Records from a dataset
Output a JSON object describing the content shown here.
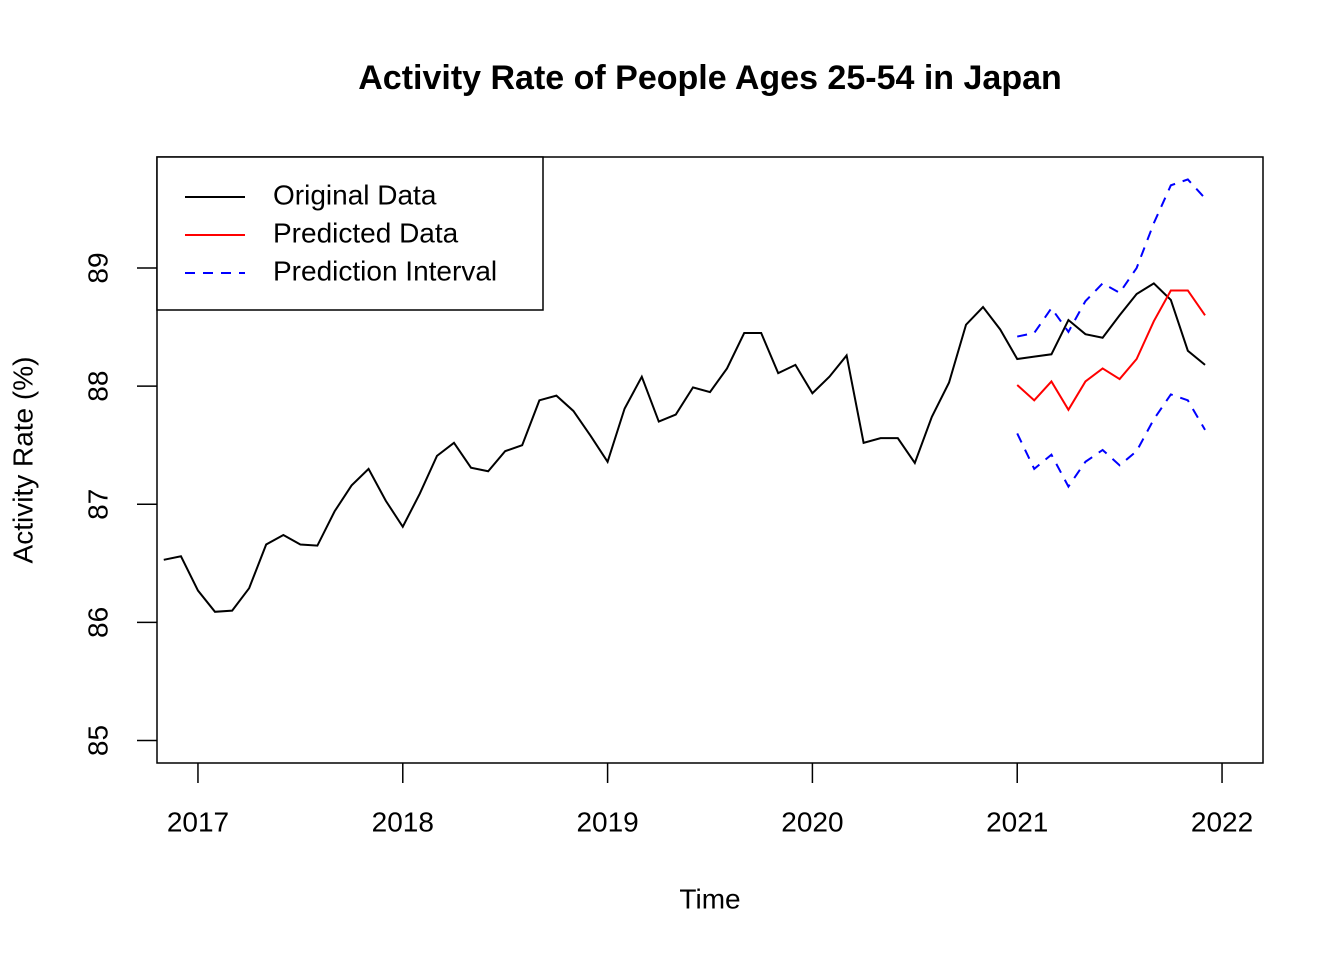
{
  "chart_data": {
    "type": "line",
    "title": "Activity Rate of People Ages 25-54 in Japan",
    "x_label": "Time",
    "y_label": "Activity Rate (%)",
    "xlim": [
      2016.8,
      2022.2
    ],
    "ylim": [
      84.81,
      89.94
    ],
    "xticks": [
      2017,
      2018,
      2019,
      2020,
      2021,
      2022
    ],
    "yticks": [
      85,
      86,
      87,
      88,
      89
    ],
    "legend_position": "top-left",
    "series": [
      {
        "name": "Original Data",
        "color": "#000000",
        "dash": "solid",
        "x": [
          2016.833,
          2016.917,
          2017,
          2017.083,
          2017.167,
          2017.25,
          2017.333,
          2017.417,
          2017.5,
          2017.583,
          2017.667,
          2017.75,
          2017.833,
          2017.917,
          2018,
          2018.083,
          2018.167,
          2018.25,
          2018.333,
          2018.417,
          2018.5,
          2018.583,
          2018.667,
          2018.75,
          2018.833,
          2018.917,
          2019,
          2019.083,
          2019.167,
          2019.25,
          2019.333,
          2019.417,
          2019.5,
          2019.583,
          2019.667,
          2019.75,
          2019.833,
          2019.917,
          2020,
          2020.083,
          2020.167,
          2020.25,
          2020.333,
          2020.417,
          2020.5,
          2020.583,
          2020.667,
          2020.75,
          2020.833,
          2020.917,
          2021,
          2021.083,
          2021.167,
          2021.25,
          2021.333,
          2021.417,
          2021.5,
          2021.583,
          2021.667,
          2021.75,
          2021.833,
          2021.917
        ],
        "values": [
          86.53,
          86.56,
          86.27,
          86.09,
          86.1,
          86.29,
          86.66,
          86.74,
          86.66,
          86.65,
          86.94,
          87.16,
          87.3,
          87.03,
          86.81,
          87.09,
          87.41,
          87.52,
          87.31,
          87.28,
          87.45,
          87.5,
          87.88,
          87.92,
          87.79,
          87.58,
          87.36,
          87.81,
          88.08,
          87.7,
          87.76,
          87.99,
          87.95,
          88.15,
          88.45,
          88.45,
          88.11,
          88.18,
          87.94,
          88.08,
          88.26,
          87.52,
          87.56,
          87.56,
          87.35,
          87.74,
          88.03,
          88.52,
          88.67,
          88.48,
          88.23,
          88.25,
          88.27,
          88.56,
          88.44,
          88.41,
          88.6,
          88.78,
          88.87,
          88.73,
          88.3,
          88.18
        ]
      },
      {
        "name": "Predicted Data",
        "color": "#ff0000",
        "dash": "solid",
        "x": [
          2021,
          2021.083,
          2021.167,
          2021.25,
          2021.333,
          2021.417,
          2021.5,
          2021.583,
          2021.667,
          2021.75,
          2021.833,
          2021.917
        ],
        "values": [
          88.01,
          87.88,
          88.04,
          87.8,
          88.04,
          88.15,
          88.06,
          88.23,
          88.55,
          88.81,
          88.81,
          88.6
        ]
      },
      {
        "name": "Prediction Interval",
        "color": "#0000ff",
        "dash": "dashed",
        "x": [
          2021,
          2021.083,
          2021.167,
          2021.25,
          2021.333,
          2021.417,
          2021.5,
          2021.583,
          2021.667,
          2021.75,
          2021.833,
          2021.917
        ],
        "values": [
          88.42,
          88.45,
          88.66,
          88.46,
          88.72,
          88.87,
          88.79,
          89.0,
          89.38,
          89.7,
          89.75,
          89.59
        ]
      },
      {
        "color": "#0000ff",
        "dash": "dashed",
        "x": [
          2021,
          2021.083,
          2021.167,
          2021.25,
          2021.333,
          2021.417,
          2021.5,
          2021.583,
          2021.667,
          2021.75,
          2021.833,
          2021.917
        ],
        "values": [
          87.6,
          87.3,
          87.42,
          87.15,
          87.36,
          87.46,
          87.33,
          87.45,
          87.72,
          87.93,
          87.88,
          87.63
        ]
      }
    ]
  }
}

==

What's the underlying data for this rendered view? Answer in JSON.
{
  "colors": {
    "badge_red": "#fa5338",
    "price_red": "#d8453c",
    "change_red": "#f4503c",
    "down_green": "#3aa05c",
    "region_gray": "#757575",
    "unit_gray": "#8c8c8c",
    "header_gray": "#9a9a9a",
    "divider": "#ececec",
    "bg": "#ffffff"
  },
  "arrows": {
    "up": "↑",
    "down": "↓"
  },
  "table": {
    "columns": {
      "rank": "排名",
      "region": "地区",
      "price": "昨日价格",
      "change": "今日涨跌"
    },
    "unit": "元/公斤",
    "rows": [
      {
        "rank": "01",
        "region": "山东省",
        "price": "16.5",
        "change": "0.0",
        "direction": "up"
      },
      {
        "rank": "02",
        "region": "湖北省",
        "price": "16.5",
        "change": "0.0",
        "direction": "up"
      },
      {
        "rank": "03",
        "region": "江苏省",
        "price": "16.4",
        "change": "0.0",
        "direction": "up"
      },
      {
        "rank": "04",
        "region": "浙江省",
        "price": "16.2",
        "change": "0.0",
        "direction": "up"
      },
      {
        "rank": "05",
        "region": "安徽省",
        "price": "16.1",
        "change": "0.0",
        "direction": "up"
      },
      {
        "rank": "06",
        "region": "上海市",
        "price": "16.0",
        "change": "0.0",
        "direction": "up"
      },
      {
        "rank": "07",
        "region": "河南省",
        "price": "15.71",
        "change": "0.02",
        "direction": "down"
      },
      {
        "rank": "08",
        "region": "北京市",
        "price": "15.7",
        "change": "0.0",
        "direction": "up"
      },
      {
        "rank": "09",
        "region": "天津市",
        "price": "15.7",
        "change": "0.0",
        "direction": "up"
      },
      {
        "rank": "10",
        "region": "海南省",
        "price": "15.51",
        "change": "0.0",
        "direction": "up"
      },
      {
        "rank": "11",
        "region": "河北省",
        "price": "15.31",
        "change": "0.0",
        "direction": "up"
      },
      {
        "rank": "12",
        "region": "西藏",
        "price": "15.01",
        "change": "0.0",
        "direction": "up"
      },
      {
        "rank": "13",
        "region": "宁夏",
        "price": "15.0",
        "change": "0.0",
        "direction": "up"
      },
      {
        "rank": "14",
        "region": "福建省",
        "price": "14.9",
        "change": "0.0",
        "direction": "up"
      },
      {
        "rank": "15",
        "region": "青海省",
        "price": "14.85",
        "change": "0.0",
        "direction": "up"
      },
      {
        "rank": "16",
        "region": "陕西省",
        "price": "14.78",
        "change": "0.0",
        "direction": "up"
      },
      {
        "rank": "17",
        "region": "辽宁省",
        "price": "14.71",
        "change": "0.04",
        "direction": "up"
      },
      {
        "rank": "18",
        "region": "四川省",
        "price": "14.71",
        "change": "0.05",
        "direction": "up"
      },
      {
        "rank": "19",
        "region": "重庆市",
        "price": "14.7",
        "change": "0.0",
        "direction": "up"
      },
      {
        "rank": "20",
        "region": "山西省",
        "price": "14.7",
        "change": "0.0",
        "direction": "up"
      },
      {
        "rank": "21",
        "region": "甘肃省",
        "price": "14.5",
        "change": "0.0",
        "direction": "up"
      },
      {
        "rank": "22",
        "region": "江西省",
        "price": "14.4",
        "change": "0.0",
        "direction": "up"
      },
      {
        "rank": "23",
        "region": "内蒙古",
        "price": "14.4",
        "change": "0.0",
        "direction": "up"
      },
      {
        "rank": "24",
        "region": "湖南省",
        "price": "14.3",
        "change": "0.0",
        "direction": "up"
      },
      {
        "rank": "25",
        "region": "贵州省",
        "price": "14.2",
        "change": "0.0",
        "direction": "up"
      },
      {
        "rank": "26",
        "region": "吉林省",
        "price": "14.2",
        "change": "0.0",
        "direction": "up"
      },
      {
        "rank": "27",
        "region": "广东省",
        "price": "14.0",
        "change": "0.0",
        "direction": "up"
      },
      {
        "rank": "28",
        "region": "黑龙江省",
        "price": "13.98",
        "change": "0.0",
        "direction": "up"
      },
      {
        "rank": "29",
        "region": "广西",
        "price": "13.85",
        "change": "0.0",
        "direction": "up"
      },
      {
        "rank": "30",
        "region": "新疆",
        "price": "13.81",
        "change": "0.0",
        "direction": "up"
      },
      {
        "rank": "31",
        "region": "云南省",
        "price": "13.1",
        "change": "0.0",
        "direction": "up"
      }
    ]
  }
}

=== Objective ===
Collect each line above holding the string "Rate".

=== Task result ===
    "title": "Activity Rate of People Ages 25-54 in Japan",
    "y_label": "Activity Rate (%)",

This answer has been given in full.